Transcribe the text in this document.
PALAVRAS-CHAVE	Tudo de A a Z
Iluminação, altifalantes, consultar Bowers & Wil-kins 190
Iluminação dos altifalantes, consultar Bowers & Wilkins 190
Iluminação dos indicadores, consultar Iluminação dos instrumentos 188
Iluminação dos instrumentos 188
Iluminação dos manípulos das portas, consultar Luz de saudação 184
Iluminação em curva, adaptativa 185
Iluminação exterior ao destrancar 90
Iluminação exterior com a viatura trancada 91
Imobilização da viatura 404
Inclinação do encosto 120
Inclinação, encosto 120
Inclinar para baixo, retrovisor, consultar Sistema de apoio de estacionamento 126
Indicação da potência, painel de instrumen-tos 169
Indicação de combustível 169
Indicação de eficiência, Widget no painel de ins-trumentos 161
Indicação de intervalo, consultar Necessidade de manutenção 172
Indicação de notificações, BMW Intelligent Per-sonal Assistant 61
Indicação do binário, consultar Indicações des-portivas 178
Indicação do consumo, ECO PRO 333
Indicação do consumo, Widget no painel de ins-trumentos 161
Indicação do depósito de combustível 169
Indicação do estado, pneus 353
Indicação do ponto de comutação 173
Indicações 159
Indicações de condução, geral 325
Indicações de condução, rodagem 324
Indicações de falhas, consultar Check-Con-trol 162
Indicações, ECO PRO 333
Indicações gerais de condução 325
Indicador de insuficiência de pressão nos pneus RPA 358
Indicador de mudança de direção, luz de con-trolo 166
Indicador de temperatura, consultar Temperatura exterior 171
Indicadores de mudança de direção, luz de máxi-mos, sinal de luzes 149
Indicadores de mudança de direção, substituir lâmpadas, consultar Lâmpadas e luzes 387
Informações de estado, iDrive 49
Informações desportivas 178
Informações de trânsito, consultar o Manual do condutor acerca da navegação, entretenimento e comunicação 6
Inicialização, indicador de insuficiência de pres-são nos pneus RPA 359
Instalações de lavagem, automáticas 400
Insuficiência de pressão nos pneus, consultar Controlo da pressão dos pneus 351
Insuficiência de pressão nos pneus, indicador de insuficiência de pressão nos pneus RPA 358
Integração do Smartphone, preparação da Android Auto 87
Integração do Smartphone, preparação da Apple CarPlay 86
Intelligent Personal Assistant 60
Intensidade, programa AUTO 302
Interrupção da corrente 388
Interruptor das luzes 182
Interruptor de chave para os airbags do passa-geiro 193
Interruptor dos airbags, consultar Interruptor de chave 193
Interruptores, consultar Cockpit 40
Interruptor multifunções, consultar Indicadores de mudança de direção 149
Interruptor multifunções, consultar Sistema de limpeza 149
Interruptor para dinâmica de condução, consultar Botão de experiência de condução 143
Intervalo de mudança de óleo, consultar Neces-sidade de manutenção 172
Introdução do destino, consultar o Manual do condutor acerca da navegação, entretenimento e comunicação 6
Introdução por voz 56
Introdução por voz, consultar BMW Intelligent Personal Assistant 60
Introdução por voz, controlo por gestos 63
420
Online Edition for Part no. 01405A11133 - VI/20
..........
* Task description: Each record must be returned exactly as it is written.

* Answer to this task:
Transcribe the text in this document.
PALAVRAS-CHAVE	Tudo de A a Z
Iluminação, altifalantes, consultar Bowers & Wil-kins 190
Iluminação dos altifalantes, consultar Bowers & Wilkins 190
Iluminação dos indicadores, consultar Iluminação dos instrumentos 188
Iluminação dos instrumentos 188
Iluminação dos manípulos das portas, consultar Luz de saudação 184
Iluminação em curva, adaptativa 185
Iluminação exterior ao destrancar 90
Iluminação exterior com a viatura trancada 91
Imobilização da viatura 404
Inclinação do encosto 120
Inclinação, encosto 120
Inclinar para baixo, retrovisor, consultar Sistema de apoio de estacionamento 126
Indicação da potência, painel de instrumen-tos 169
Indicação de combustível 169
Indicação de eficiência, Widget no painel de ins-trumentos 161
Indicação de intervalo, consultar Necessidade de manutenção 172
Indicação de notificações, BMW Intelligent Per-sonal Assistant 61
Indicação do binário, consultar Indicações des-portivas 178
Indicação do consumo, ECO PRO 333
Indicação do consumo, Widget no painel de ins-trumentos 161
Indicação do depósito de combustível 169
Indicação do estado, pneus 353
Indicação do ponto de comutação 173
Indicações 159
Indicações de condução, geral 325
Indicações de condução, rodagem 324
Indicações de falhas, consultar Check-Con-trol 162
Indicações, ECO PRO 333
Indicações gerais de condução 325
Indicador de insuficiência de pressão nos pneus RPA 358
Indicador de mudança de direção, luz de con-trolo 166
Indicador de temperatura, consultar Temperatura exterior 171
Indicadores de mudança de direção, luz de máxi-mos, sinal de luzes 149
Indicadores de mudança de direção, substituir lâmpadas, consultar Lâmpadas e luzes 387
Informações de estado, iDrive 49
Informações desportivas 178
Informações de trânsito, consultar o Manual do condutor acerca da navegação, entretenimento e comunicação 6
Inicialização, indicador de insuficiência de pres-são nos pneus RPA 359
Instalações de lavagem, automáticas 400
Insuficiência de pressão nos pneus, consultar Controlo da pressão dos pneus 351
Insuficiência de pressão nos pneus, indicador de insuficiência de pressão nos pneus RPA 358
Integração do Smartphone, preparação da Android Auto 87
Integração do Smartphone, preparação da Apple CarPlay 86
Intelligent Personal Assistant 60
Intensidade, programa AUTO 302
Interrupção da corrente 388
Interruptor das luzes 182
Interruptor de chave para os airbags do passa-geiro 193
Interruptor dos airbags, consultar Interruptor de chave 193
Interruptores, consultar Cockpit 40
Interruptor multifunções, consultar Indicadores de mudança de direção 149
Interruptor multifunções, consultar Sistema de limpeza 149
Interruptor para dinâmica de condução, consultar Botão de experiência de condução 143
Intervalo de mudança de óleo, consultar Neces-sidade de manutenção 172
Introdução do destino, consultar o Manual do condutor acerca da navegação, entretenimento e comunicação 6
Introdução por voz 56
Introdução por voz, consultar BMW Intelligent Personal Assistant 60
Introdução por voz, controlo por gestos 63
420
Online Edition for Part no. 01405A11133 - VI/20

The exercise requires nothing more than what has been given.